▶ [SUPPLIED DATA]:
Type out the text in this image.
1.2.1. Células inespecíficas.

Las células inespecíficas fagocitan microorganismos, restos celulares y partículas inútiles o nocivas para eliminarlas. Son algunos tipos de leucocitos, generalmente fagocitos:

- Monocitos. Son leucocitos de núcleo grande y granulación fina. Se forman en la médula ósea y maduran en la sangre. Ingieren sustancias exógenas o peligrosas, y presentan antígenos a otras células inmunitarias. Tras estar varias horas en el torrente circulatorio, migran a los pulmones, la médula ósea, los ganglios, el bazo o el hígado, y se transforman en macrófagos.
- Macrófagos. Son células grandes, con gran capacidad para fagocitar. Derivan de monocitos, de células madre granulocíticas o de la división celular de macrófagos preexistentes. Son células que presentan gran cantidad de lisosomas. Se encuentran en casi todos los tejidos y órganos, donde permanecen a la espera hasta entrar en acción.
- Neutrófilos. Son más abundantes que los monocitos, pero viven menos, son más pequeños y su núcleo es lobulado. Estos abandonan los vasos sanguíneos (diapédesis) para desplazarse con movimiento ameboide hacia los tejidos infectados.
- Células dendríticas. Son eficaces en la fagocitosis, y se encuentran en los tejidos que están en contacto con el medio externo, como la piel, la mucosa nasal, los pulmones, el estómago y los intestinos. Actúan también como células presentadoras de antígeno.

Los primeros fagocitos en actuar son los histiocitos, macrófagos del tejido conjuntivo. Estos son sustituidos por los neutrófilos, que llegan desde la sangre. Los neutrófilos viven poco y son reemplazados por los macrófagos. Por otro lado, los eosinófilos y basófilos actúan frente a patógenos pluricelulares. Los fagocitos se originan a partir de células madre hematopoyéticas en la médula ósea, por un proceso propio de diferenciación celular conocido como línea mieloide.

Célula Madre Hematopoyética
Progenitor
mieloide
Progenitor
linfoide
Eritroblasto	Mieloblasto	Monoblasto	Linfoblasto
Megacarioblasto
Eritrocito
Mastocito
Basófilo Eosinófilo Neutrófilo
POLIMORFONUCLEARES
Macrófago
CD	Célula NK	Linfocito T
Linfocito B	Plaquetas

▶ [WHAT YOU SHOULD DO]: Find the number of lines in which the word "núcleo" occurs, and write nothing but that number.

▶ [SOLUTION FOR THIS PROBLEM]: 2